Each line that contains the word "screenshot" counts once; give the total for the records below and nothing else.

RECORDS FOR THE EXERCISE =
= = = = = = =

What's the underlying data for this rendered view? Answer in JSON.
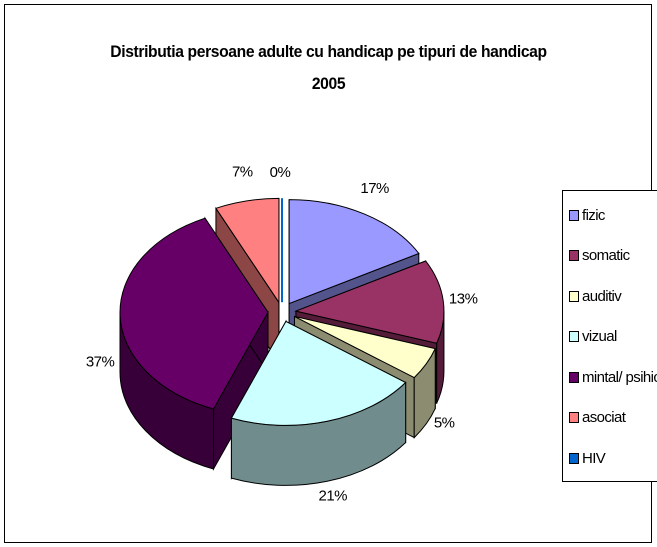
{
  "chart_data": {
    "type": "pie",
    "title": "Distributia persoane adulte cu handicap pe tipuri de handicap",
    "subtitle": "2005",
    "legend_position": "right",
    "categories": [
      "fizic",
      "somatic",
      "auditiv",
      "vizual",
      "mintal/ psihic",
      "asociat",
      "HIV"
    ],
    "values": [
      17,
      13,
      5,
      21,
      37,
      7,
      0
    ],
    "labels": [
      "17%",
      "13%",
      "5%",
      "21%",
      "37%",
      "7%",
      "0%"
    ],
    "colors": [
      "#9999ff",
      "#993366",
      "#ffffcc",
      "#ccffff",
      "#660066",
      "#ff8080",
      "#0066cc"
    ]
  }
}
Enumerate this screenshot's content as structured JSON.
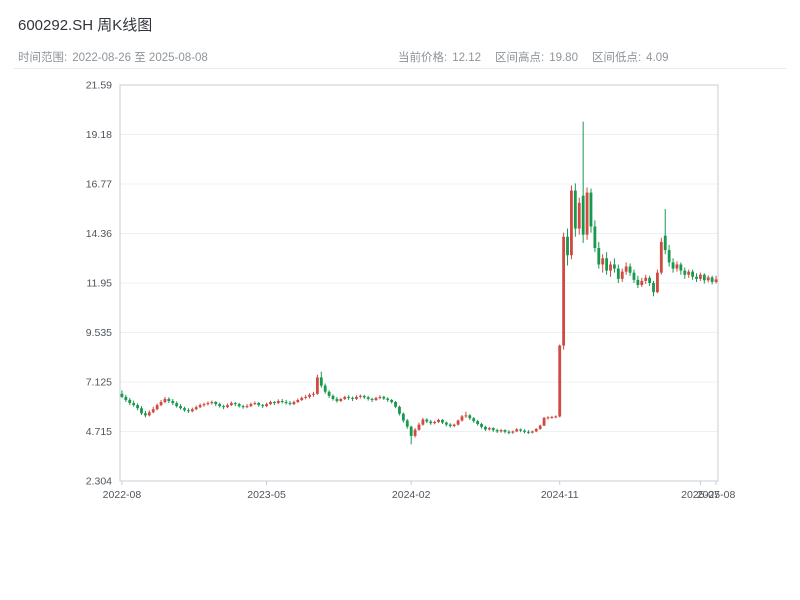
{
  "header": {
    "title": "600292.SH 周K线图",
    "date_range": {
      "label": "时间范围:",
      "value": "2022-08-26 至 2025-08-08"
    },
    "stats": [
      {
        "label": "当前价格:",
        "value": "12.12"
      },
      {
        "label": "区间高点:",
        "value": "19.80"
      },
      {
        "label": "区间低点:",
        "value": "4.09"
      }
    ]
  },
  "chart_data": {
    "type": "candlestick",
    "title": "600292.SH 周K线图",
    "xlabel": "",
    "ylabel": "",
    "grid": "horizontal",
    "up_color": "#cf4a42",
    "down_color": "#17994f",
    "axis_color": "#c9ced6",
    "grid_color": "#edf0f4",
    "ylim": [
      2.304,
      21.59
    ],
    "y_ticks": [
      "2.304",
      "4.715",
      "7.125",
      "9.535",
      "11.95",
      "14.36",
      "16.77",
      "19.18",
      "21.59"
    ],
    "x_ticks": [
      {
        "label": "2022-08",
        "index": 0
      },
      {
        "label": "2023-05",
        "index": 37
      },
      {
        "label": "2024-02",
        "index": 74
      },
      {
        "label": "2024-11",
        "index": 112
      },
      {
        "label": "2025-07",
        "index": 148
      },
      {
        "label": "2025-08",
        "index": 152
      }
    ],
    "candles": [
      [
        6.55,
        6.72,
        6.35,
        6.4
      ],
      [
        6.4,
        6.5,
        6.15,
        6.25
      ],
      [
        6.25,
        6.35,
        6.0,
        6.1
      ],
      [
        6.1,
        6.22,
        5.92,
        6.0
      ],
      [
        6.0,
        6.08,
        5.75,
        5.85
      ],
      [
        5.85,
        5.95,
        5.52,
        5.6
      ],
      [
        5.6,
        5.72,
        5.4,
        5.5
      ],
      [
        5.5,
        5.75,
        5.45,
        5.65
      ],
      [
        5.65,
        5.92,
        5.6,
        5.8
      ],
      [
        5.8,
        6.08,
        5.75,
        6.0
      ],
      [
        6.0,
        6.25,
        5.95,
        6.15
      ],
      [
        6.15,
        6.4,
        6.08,
        6.3
      ],
      [
        6.3,
        6.38,
        6.1,
        6.2
      ],
      [
        6.2,
        6.3,
        6.0,
        6.1
      ],
      [
        6.1,
        6.18,
        5.88,
        5.95
      ],
      [
        5.95,
        6.05,
        5.78,
        5.85
      ],
      [
        5.85,
        5.92,
        5.68,
        5.75
      ],
      [
        5.75,
        5.85,
        5.62,
        5.7
      ],
      [
        5.7,
        5.88,
        5.65,
        5.8
      ],
      [
        5.8,
        5.98,
        5.75,
        5.9
      ],
      [
        5.9,
        6.08,
        5.85,
        6.0
      ],
      [
        6.0,
        6.12,
        5.92,
        6.05
      ],
      [
        6.05,
        6.18,
        5.98,
        6.1
      ],
      [
        6.1,
        6.22,
        6.02,
        6.15
      ],
      [
        6.15,
        6.2,
        5.95,
        6.05
      ],
      [
        6.05,
        6.12,
        5.88,
        5.95
      ],
      [
        5.95,
        6.02,
        5.8,
        5.9
      ],
      [
        5.9,
        6.08,
        5.85,
        6.0
      ],
      [
        6.0,
        6.18,
        5.95,
        6.1
      ],
      [
        6.1,
        6.15,
        5.95,
        6.05
      ],
      [
        6.05,
        6.1,
        5.88,
        5.95
      ],
      [
        5.95,
        6.02,
        5.82,
        5.9
      ],
      [
        5.9,
        6.05,
        5.85,
        5.95
      ],
      [
        5.95,
        6.12,
        5.9,
        6.05
      ],
      [
        6.05,
        6.18,
        6.0,
        6.1
      ],
      [
        6.1,
        6.15,
        5.92,
        6.0
      ],
      [
        6.0,
        6.06,
        5.86,
        5.95
      ],
      [
        5.95,
        6.12,
        5.9,
        6.05
      ],
      [
        6.05,
        6.22,
        6.0,
        6.15
      ],
      [
        6.15,
        6.2,
        6.0,
        6.1
      ],
      [
        6.1,
        6.28,
        6.05,
        6.2
      ],
      [
        6.2,
        6.3,
        6.08,
        6.15
      ],
      [
        6.15,
        6.25,
        6.02,
        6.1
      ],
      [
        6.1,
        6.2,
        5.98,
        6.05
      ],
      [
        6.05,
        6.22,
        6.0,
        6.15
      ],
      [
        6.15,
        6.32,
        6.1,
        6.25
      ],
      [
        6.25,
        6.42,
        6.2,
        6.35
      ],
      [
        6.35,
        6.5,
        6.28,
        6.4
      ],
      [
        6.4,
        6.58,
        6.32,
        6.5
      ],
      [
        6.5,
        6.65,
        6.4,
        6.55
      ],
      [
        6.55,
        7.48,
        6.5,
        7.35
      ],
      [
        7.35,
        7.63,
        6.85,
        6.95
      ],
      [
        6.95,
        7.05,
        6.55,
        6.65
      ],
      [
        6.65,
        6.72,
        6.35,
        6.45
      ],
      [
        6.45,
        6.52,
        6.22,
        6.3
      ],
      [
        6.3,
        6.4,
        6.12,
        6.2
      ],
      [
        6.2,
        6.35,
        6.15,
        6.3
      ],
      [
        6.3,
        6.45,
        6.25,
        6.4
      ],
      [
        6.4,
        6.48,
        6.25,
        6.35
      ],
      [
        6.35,
        6.42,
        6.2,
        6.3
      ],
      [
        6.3,
        6.48,
        6.25,
        6.4
      ],
      [
        6.4,
        6.52,
        6.32,
        6.45
      ],
      [
        6.45,
        6.5,
        6.3,
        6.38
      ],
      [
        6.38,
        6.45,
        6.22,
        6.3
      ],
      [
        6.3,
        6.36,
        6.15,
        6.25
      ],
      [
        6.25,
        6.4,
        6.2,
        6.35
      ],
      [
        6.35,
        6.48,
        6.28,
        6.4
      ],
      [
        6.4,
        6.46,
        6.25,
        6.32
      ],
      [
        6.32,
        6.38,
        6.15,
        6.25
      ],
      [
        6.25,
        6.3,
        6.08,
        6.15
      ],
      [
        6.15,
        6.2,
        5.85,
        5.92
      ],
      [
        5.92,
        5.98,
        5.5,
        5.58
      ],
      [
        5.58,
        5.64,
        5.15,
        5.25
      ],
      [
        5.25,
        5.32,
        4.85,
        4.95
      ],
      [
        4.95,
        5.0,
        4.09,
        4.5
      ],
      [
        4.5,
        4.88,
        4.42,
        4.8
      ],
      [
        4.8,
        5.15,
        4.75,
        5.05
      ],
      [
        5.05,
        5.38,
        5.0,
        5.3
      ],
      [
        5.3,
        5.36,
        5.12,
        5.2
      ],
      [
        5.2,
        5.28,
        5.04,
        5.12
      ],
      [
        5.12,
        5.24,
        5.06,
        5.18
      ],
      [
        5.18,
        5.34,
        5.12,
        5.28
      ],
      [
        5.28,
        5.32,
        5.08,
        5.15
      ],
      [
        5.15,
        5.2,
        4.96,
        5.05
      ],
      [
        5.05,
        5.12,
        4.9,
        4.98
      ],
      [
        4.98,
        5.1,
        4.92,
        5.05
      ],
      [
        5.05,
        5.3,
        5.0,
        5.25
      ],
      [
        5.25,
        5.52,
        5.2,
        5.45
      ],
      [
        5.45,
        5.68,
        5.38,
        5.5
      ],
      [
        5.5,
        5.56,
        5.28,
        5.36
      ],
      [
        5.36,
        5.42,
        5.14,
        5.22
      ],
      [
        5.22,
        5.28,
        5.0,
        5.08
      ],
      [
        5.08,
        5.14,
        4.86,
        4.94
      ],
      [
        4.94,
        5.0,
        4.74,
        4.82
      ],
      [
        4.82,
        4.94,
        4.76,
        4.88
      ],
      [
        4.88,
        4.92,
        4.7,
        4.78
      ],
      [
        4.78,
        4.85,
        4.64,
        4.72
      ],
      [
        4.72,
        4.84,
        4.66,
        4.78
      ],
      [
        4.78,
        4.82,
        4.62,
        4.7
      ],
      [
        4.7,
        4.78,
        4.58,
        4.66
      ],
      [
        4.66,
        4.76,
        4.6,
        4.72
      ],
      [
        4.72,
        4.88,
        4.68,
        4.82
      ],
      [
        4.82,
        4.86,
        4.68,
        4.76
      ],
      [
        4.76,
        4.82,
        4.62,
        4.7
      ],
      [
        4.7,
        4.78,
        4.6,
        4.66
      ],
      [
        4.66,
        4.76,
        4.62,
        4.72
      ],
      [
        4.72,
        4.88,
        4.68,
        4.84
      ],
      [
        4.84,
        5.05,
        4.8,
        5.0
      ],
      [
        5.0,
        5.42,
        4.98,
        5.38
      ],
      [
        5.38,
        5.46,
        5.3,
        5.4
      ],
      [
        5.4,
        5.48,
        5.34,
        5.42
      ],
      [
        5.42,
        5.5,
        5.36,
        5.45
      ],
      [
        5.45,
        8.95,
        5.4,
        8.9
      ],
      [
        8.9,
        14.4,
        8.7,
        14.2
      ],
      [
        14.2,
        14.6,
        12.8,
        13.3
      ],
      [
        13.3,
        16.7,
        13.1,
        16.45
      ],
      [
        16.45,
        16.8,
        14.2,
        14.6
      ],
      [
        14.6,
        16.1,
        14.3,
        15.85
      ],
      [
        16.2,
        19.8,
        13.9,
        14.3
      ],
      [
        14.3,
        16.6,
        14.05,
        16.35
      ],
      [
        16.35,
        16.55,
        14.4,
        14.7
      ],
      [
        14.7,
        15.0,
        13.45,
        13.65
      ],
      [
        13.65,
        13.95,
        12.65,
        12.85
      ],
      [
        12.85,
        13.35,
        12.45,
        13.15
      ],
      [
        13.15,
        13.45,
        12.35,
        12.55
      ],
      [
        12.55,
        13.0,
        12.25,
        12.85
      ],
      [
        12.85,
        13.15,
        12.45,
        12.65
      ],
      [
        12.65,
        12.85,
        11.95,
        12.15
      ],
      [
        12.15,
        12.65,
        12.0,
        12.5
      ],
      [
        12.5,
        12.95,
        12.35,
        12.75
      ],
      [
        12.75,
        12.9,
        12.3,
        12.45
      ],
      [
        12.45,
        12.6,
        11.95,
        12.1
      ],
      [
        12.1,
        12.3,
        11.7,
        11.85
      ],
      [
        11.85,
        12.2,
        11.75,
        12.05
      ],
      [
        12.05,
        12.35,
        11.9,
        12.2
      ],
      [
        12.2,
        12.3,
        11.8,
        11.95
      ],
      [
        11.95,
        12.05,
        11.3,
        11.5
      ],
      [
        11.5,
        12.6,
        11.45,
        12.45
      ],
      [
        12.45,
        14.15,
        12.35,
        13.95
      ],
      [
        14.25,
        15.55,
        13.35,
        13.55
      ],
      [
        13.55,
        13.8,
        12.75,
        12.95
      ],
      [
        12.95,
        13.15,
        12.45,
        12.65
      ],
      [
        12.65,
        13.0,
        12.5,
        12.85
      ],
      [
        12.85,
        12.95,
        12.35,
        12.55
      ],
      [
        12.55,
        12.7,
        12.15,
        12.35
      ],
      [
        12.35,
        12.6,
        12.2,
        12.5
      ],
      [
        12.5,
        12.6,
        12.1,
        12.25
      ],
      [
        12.25,
        12.42,
        12.0,
        12.15
      ],
      [
        12.15,
        12.45,
        12.05,
        12.35
      ],
      [
        12.35,
        12.42,
        11.92,
        12.08
      ],
      [
        12.08,
        12.32,
        11.98,
        12.22
      ],
      [
        12.22,
        12.3,
        11.88,
        12.0
      ],
      [
        12.0,
        12.3,
        11.92,
        12.12
      ]
    ]
  }
}
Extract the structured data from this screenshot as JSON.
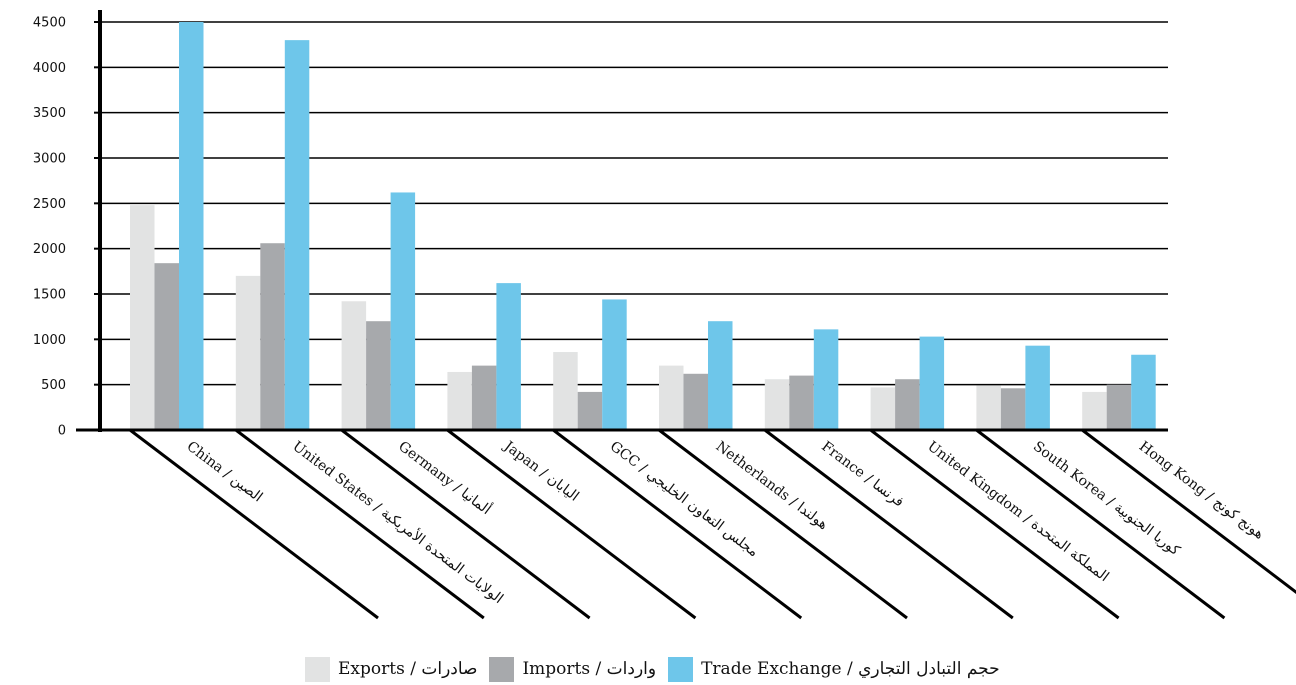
{
  "chart_data": {
    "type": "bar",
    "title": "",
    "xlabel": "",
    "ylabel": "",
    "ylim": [
      0,
      4500
    ],
    "yticks": [
      0,
      500,
      1000,
      1500,
      2000,
      2500,
      3000,
      3500,
      4000,
      4500
    ],
    "grid": true,
    "legend_position": "bottom",
    "categories": [
      "China / الصين",
      "United States / الولايات المتحدة الأمريكية",
      "Germany / ألمانيا",
      "Japan / اليابان",
      "GCC / مجلس التعاون الخليجي",
      "Netherlands / هولندا",
      "France / فرنسا",
      "United Kingdom / المملكة المتحدة",
      "South Korea / كوريا الجنوبية",
      "Hong Kong / هونج كونج"
    ],
    "series": [
      {
        "name": "Exports / صادرات",
        "color": "#e2e3e3",
        "values": [
          2480,
          1700,
          1420,
          640,
          860,
          710,
          560,
          470,
          490,
          420
        ]
      },
      {
        "name": "Imports / واردات",
        "color": "#a7a9ac",
        "values": [
          1840,
          2060,
          1200,
          710,
          420,
          620,
          600,
          560,
          460,
          500
        ]
      },
      {
        "name": "Trade Exchange / حجم التبادل التجاري",
        "color": "#6ec6ea",
        "values": [
          4500,
          4300,
          2620,
          1620,
          1440,
          1200,
          1110,
          1030,
          930,
          830
        ]
      }
    ]
  }
}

= = = = = = =

FULL SOLUTION =
2